»»

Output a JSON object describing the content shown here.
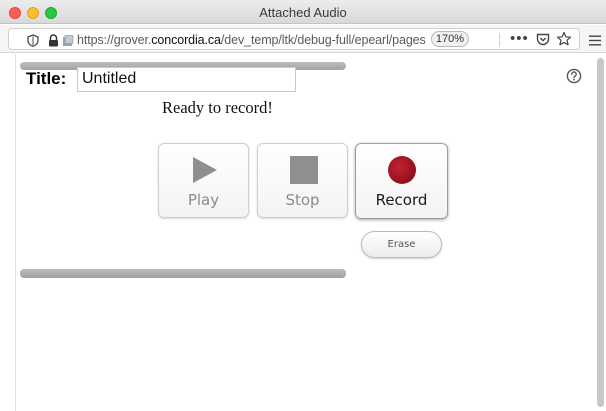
{
  "window": {
    "title": "Attached Audio"
  },
  "address_bar": {
    "url_prefix": "https://grover.",
    "url_domain": "concordia.ca",
    "url_path": "/dev_temp/ltk/debug-full/epearl/pages",
    "zoom": "170%"
  },
  "recorder": {
    "title_label": "Title:",
    "title_value": "Untitled",
    "status": "Ready to record!",
    "buttons": {
      "play": "Play",
      "stop": "Stop",
      "record": "Record",
      "erase": "Erase"
    }
  },
  "icons": {
    "help": "help-circle-icon",
    "play": "play-triangle-icon",
    "stop": "stop-square-icon",
    "record": "record-dot-icon"
  },
  "colors": {
    "record_dot": "#a01524",
    "control_icon_gray": "#8f8f8f",
    "panel_bar": "#a8a8a8"
  }
}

««

THE REQUEST. Go through the data above and transcribe it in full, omitting any image.

COMPLETED EXERCISE.
Output a JSON object describing the content shown here.
{
  "window": {
    "title": "Attached Audio"
  },
  "address_bar": {
    "url_prefix": "https://grover.",
    "url_domain": "concordia.ca",
    "url_path": "/dev_temp/ltk/debug-full/epearl/pages",
    "zoom": "170%"
  },
  "recorder": {
    "title_label": "Title:",
    "title_value": "Untitled",
    "status": "Ready to record!",
    "buttons": {
      "play": "Play",
      "stop": "Stop",
      "record": "Record",
      "erase": "Erase"
    }
  },
  "icons": {
    "help": "help-circle-icon",
    "play": "play-triangle-icon",
    "stop": "stop-square-icon",
    "record": "record-dot-icon"
  },
  "colors": {
    "record_dot": "#a01524",
    "control_icon_gray": "#8f8f8f",
    "panel_bar": "#a8a8a8"
  }
}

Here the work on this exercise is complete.